## Work instructions
Reproduce the records from the line containing "series-line: [95, 135, 1421, 625]" through the line containing "x-tick-label: 1970: [251, 692, 291, 732]", swapping "y2-tick-label" for "right-axis-label" and leaving everything else the same.

━━━━━━━━━━━━━━━━━━━━

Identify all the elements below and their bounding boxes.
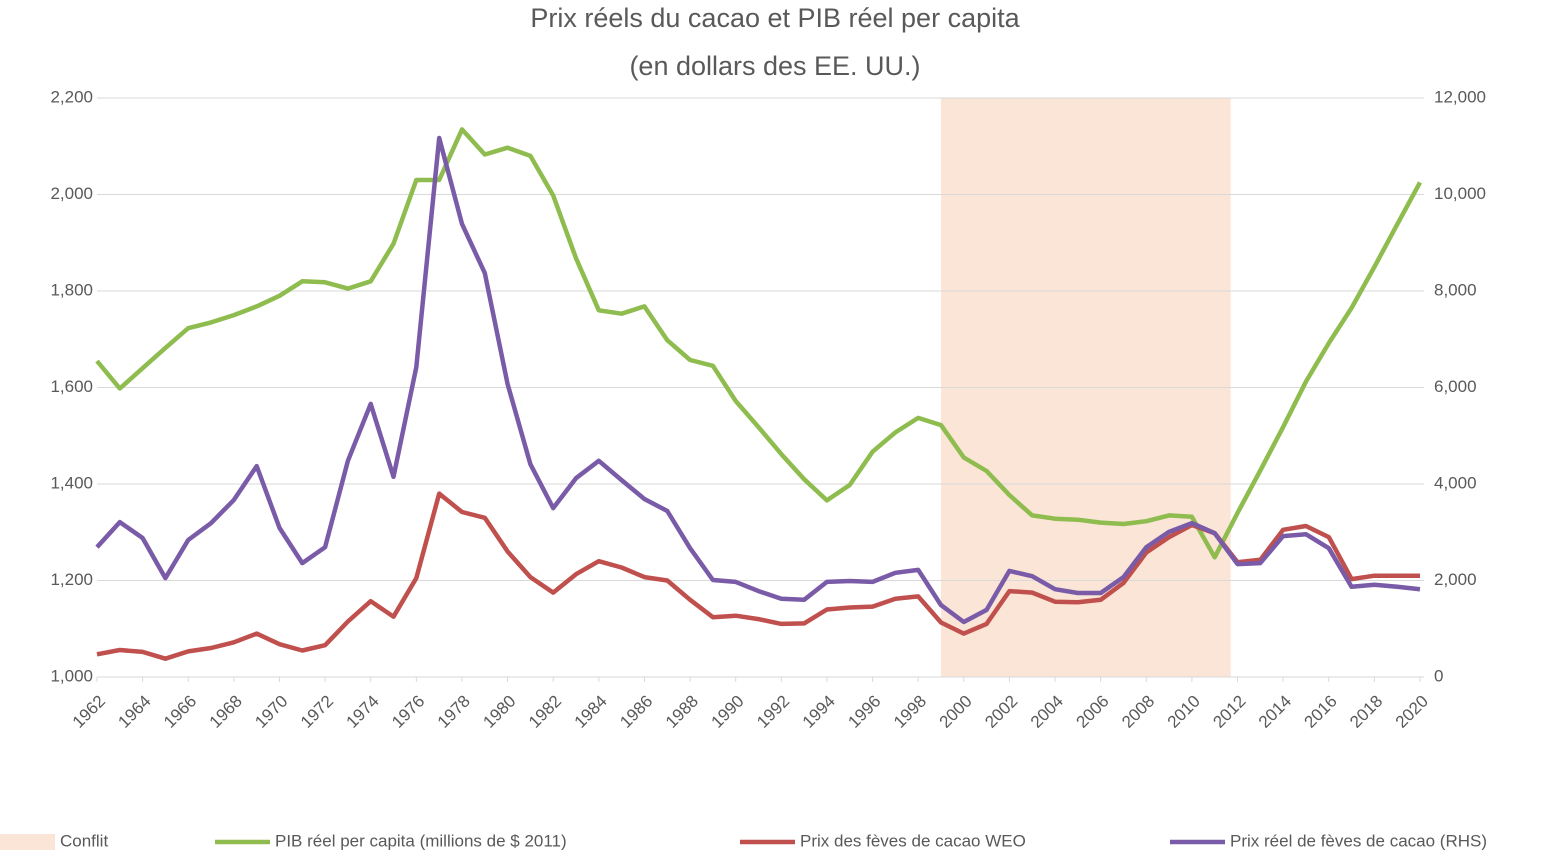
series-line: [95, 135, 1421, 625]
y2-tick-label: 12,000: [1434, 87, 1486, 106]
y-tick-label: 1,000: [50, 666, 93, 685]
y2-tick-label: 10,000: [1434, 184, 1486, 203]
legend-label: PIB réel per capita (millions de $ 2011): [275, 831, 567, 850]
x-tick-label: 1970: [251, 692, 291, 732]
chart-subtitle: (en dollars des EE. UU.): [629, 51, 920, 81]
x-tick-label: 1984: [571, 692, 611, 732]
x-tick-label: 2018: [1346, 692, 1386, 732]
x-tick-label: 2000: [936, 692, 976, 732]
chart-title: Prix réels du cacao et PIB réel per capi…: [530, 3, 1020, 33]
legend-label: Prix réel de fèves de cacao (RHS): [1230, 831, 1487, 850]
series-line: [95, 127, 1422, 560]
y2-tick-label: 0: [1434, 666, 1443, 685]
y-tick-label: 1,400: [50, 473, 93, 492]
x-tick-label: 1992: [753, 692, 793, 732]
x-tick-label: 1974: [343, 692, 383, 732]
x-tick-label: 2006: [1072, 692, 1112, 732]
x-tick-label: 2010: [1164, 692, 1204, 732]
legend-label: Conflit: [60, 831, 108, 850]
x-tick-label: 1996: [844, 692, 884, 732]
y2-tick-label: 6,000: [1434, 377, 1477, 396]
x-tick-label: 2008: [1118, 692, 1158, 732]
y2-tick-label: 4,000: [1434, 473, 1477, 492]
x-tick-label: 2020: [1392, 692, 1432, 732]
y-tick-label: 1,200: [50, 570, 93, 589]
y2-tick-label: 8,000: [1434, 280, 1477, 299]
x-tick-label: 1968: [206, 692, 246, 732]
x-tick-label: 1964: [114, 692, 154, 732]
y-tick-label: 1,600: [50, 377, 93, 396]
x-tick-label: 1994: [799, 692, 839, 732]
x-tick-label: 2002: [981, 692, 1021, 732]
x-tick-label: 1972: [297, 692, 337, 732]
x-tick-label: 1998: [890, 692, 930, 732]
y-tick-label: 2,000: [50, 184, 93, 203]
x-tick-label: 1980: [479, 692, 519, 732]
x-tick-label: 2016: [1301, 692, 1341, 732]
y-tick-label: 2,200: [50, 87, 93, 106]
legend-swatch: [0, 834, 55, 850]
x-tick-label: 1976: [388, 692, 428, 732]
y2-tick-label: 2,000: [1434, 570, 1477, 589]
x-tick-label: 1986: [616, 692, 656, 732]
x-tick-label: 2014: [1255, 692, 1295, 732]
x-tick-label: 1966: [160, 692, 200, 732]
x-tick-label: 2004: [1027, 692, 1067, 732]
x-tick-label: 1988: [662, 692, 702, 732]
x-tick-label: 1962: [69, 692, 109, 732]
x-tick-label: 2012: [1209, 692, 1249, 732]
legend-label: Prix des fèves de cacao WEO: [800, 831, 1026, 850]
y-tick-label: 1,800: [50, 280, 93, 299]
x-tick-label: 1982: [525, 692, 565, 732]
x-tick-label: 1990: [708, 692, 748, 732]
x-tick-label: 1978: [434, 692, 474, 732]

━━━━━━━━━━━━━━━━━━━━

## Response below
series-line: [95, 135, 1421, 625]
right-axis-label: 12,000: [1434, 87, 1486, 106]
y-tick-label: 1,000: [50, 666, 93, 685]
right-axis-label: 10,000: [1434, 184, 1486, 203]
legend-label: PIB réel per capita (millions de $ 2011): [275, 831, 567, 850]
x-tick-label: 1970: [251, 692, 291, 732]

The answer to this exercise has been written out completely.